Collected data

····················

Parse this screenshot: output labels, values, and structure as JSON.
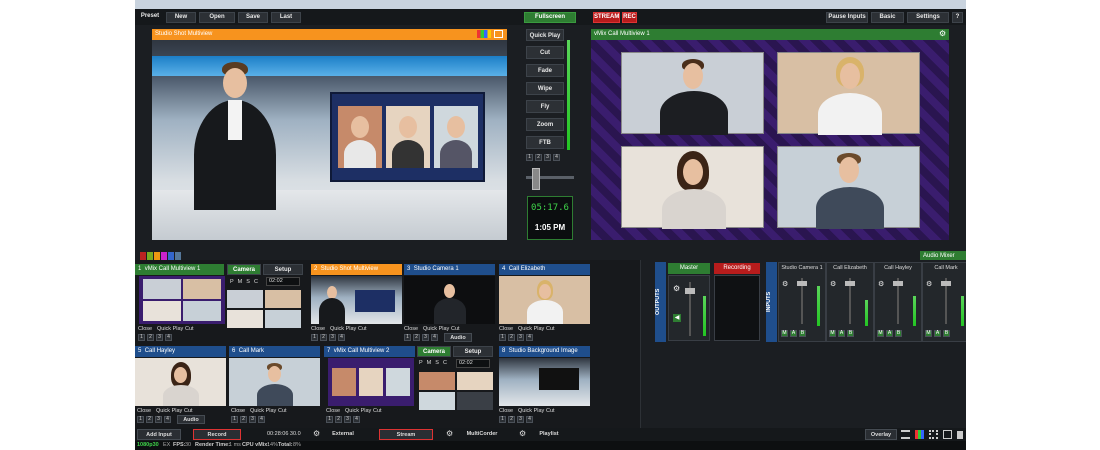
{
  "topbar": {
    "preset": "Preset",
    "new": "New",
    "open": "Open",
    "save": "Save",
    "last": "Last",
    "fullscreen": "Fullscreen",
    "stream": "STREAM",
    "rec": "REC",
    "pause": "Pause Inputs",
    "basic": "Basic",
    "settings": "Settings",
    "help": "?"
  },
  "preview": {
    "title": "Studio Shot  Multiview"
  },
  "output": {
    "title": "vMix Call Multiview 1"
  },
  "transitions": {
    "items": [
      "Quick Play",
      "Cut",
      "Fade",
      "Wipe",
      "Fly",
      "Zoom",
      "FTB"
    ],
    "pages": [
      "1",
      "2",
      "3",
      "4"
    ],
    "timer": "05:17.6",
    "clock": "1:05 PM"
  },
  "audio_mixer": "Audio Mixer",
  "inputs": [
    {
      "num": "1",
      "title": "vMix Call Multiview 1",
      "tab1": "Camera",
      "tab2": "Setup",
      "val": "02:02",
      "close": "Close",
      "qp": "Quick Play",
      "cut": "Cut",
      "nums": [
        "1",
        "2",
        "3",
        "4"
      ]
    },
    {
      "num": "2",
      "title": "Studio Shot Multiview",
      "close": "Close",
      "qp": "Quick Play",
      "cut": "Cut",
      "nums": [
        "1",
        "2",
        "3",
        "4"
      ]
    },
    {
      "num": "3",
      "title": "Studio Camera 1",
      "close": "Close",
      "qp": "Quick Play",
      "cut": "Cut",
      "nums": [
        "1",
        "2",
        "3",
        "4"
      ]
    },
    {
      "num": "4",
      "title": "Call Elizabeth",
      "close": "Close",
      "qp": "Quick Play",
      "cut": "Cut",
      "nums": [
        "1",
        "2",
        "3",
        "4"
      ],
      "audio": "Audio"
    },
    {
      "num": "5",
      "title": "Call Hayley",
      "close": "Close",
      "qp": "Quick Play",
      "cut": "Cut",
      "nums": [
        "1",
        "2",
        "3",
        "4"
      ],
      "audio": "Audio"
    },
    {
      "num": "6",
      "title": "Call Mark",
      "close": "Close",
      "qp": "Quick Play",
      "cut": "Cut",
      "nums": [
        "1",
        "2",
        "3",
        "4"
      ]
    },
    {
      "num": "7",
      "title": "vMix Call Multiview 2",
      "tab1": "Camera",
      "tab2": "Setup",
      "val": "02:02",
      "close": "Close",
      "qp": "Quick Play",
      "cut": "Cut",
      "nums": [
        "1",
        "2",
        "3",
        "4"
      ]
    },
    {
      "num": "8",
      "title": "Studio Background Image",
      "close": "Close",
      "qp": "Quick Play",
      "cut": "Cut",
      "nums": [
        "1",
        "2",
        "3",
        "4"
      ]
    }
  ],
  "mix_letters": [
    "P",
    "M",
    "S",
    "C"
  ],
  "mixer": {
    "outputs": "OUTPUTS",
    "master": "Master",
    "recording": "Recording",
    "inputs_label": "INPUTS",
    "channels": [
      "Studio Camera 1",
      "Call Elizabeth",
      "Call Hayley",
      "Call Mark"
    ],
    "ma": [
      "M",
      "A",
      "B"
    ]
  },
  "bottom": {
    "add_input": "Add Input",
    "record": "Record",
    "rec_time": "00:28:06 30.0",
    "external": "External",
    "stream": "Stream",
    "multicorder": "MultiCorder",
    "playlist": "Playlist",
    "overlay": "Overlay"
  },
  "status": {
    "res": "1080p30",
    "ex": "EX",
    "fps_l": "FPS:",
    "fps": "30",
    "render_l": "Render Time:",
    "render": "1 ms",
    "cpu_l": "CPU vMix:",
    "cpu": "14%",
    "total_l": "Total:",
    "total": "8%"
  },
  "colors": {
    "orange": "#f7931e",
    "green": "#2e7d32",
    "blue": "#1f4e8c",
    "red": "#b71c1c"
  }
}
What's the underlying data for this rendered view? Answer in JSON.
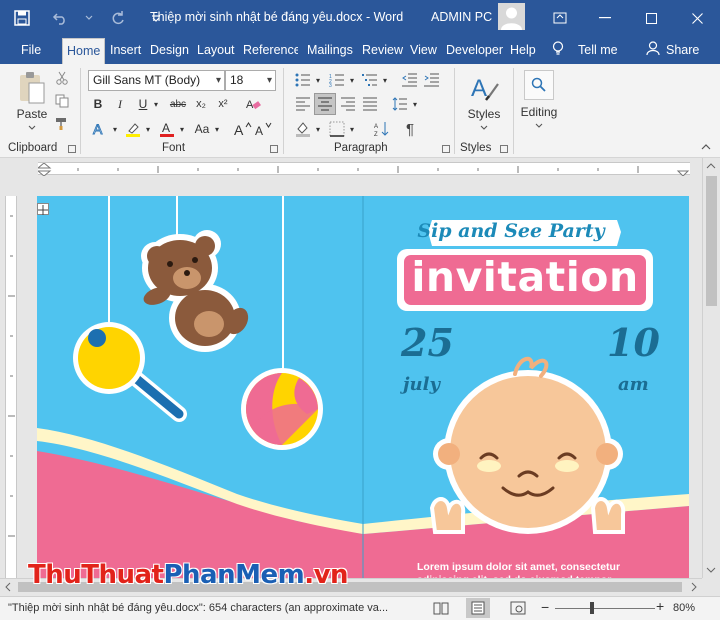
{
  "window": {
    "doc_title": "Thiệp mời sinh nhật bé đáng yêu.docx  -  Word",
    "user_name": "ADMIN PC"
  },
  "tabs": [
    "File",
    "Home",
    "Insert",
    "Design",
    "Layout",
    "References",
    "Mailings",
    "Review",
    "View",
    "Developer",
    "Help"
  ],
  "tell_me": "Tell me",
  "share": "Share",
  "ribbon": {
    "paste_label": "Paste",
    "font_name": "Gill Sans MT (Body)",
    "font_size": "18",
    "aa_label": "Aa",
    "groups": {
      "clipboard": "Clipboard",
      "font": "Font",
      "paragraph": "Paragraph",
      "styles": "Styles"
    },
    "styles_label": "Styles",
    "editing_label": "Editing"
  },
  "card": {
    "tagline": "Sip and See Party",
    "title": "invitation",
    "day": "25",
    "month": "july",
    "hour": "10",
    "ampm": "am",
    "body_line1": "Lorem ipsum dolor sit amet, consectetur",
    "body_line2": "adipiscing elit, sed do eiusmod tempor"
  },
  "status": {
    "text": "\"Thiệp mời sinh nhật bé đáng yêu.docx\": 654 characters (an approximate va...",
    "zoom": "80%"
  },
  "watermark": {
    "part1": "ThuThuat",
    "part2": "PhanMem",
    "part3": ".vn"
  },
  "colors": {
    "word_blue": "#2b579a",
    "sky": "#4fc3ef",
    "pink": "#ef6b93",
    "cream": "#fff6c8"
  }
}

····················

WHAT THE EXERCISE ASKS: Tell how many lines hold the string "this", giving the number and nothing else.

ANSWER FOR THE TASK: 2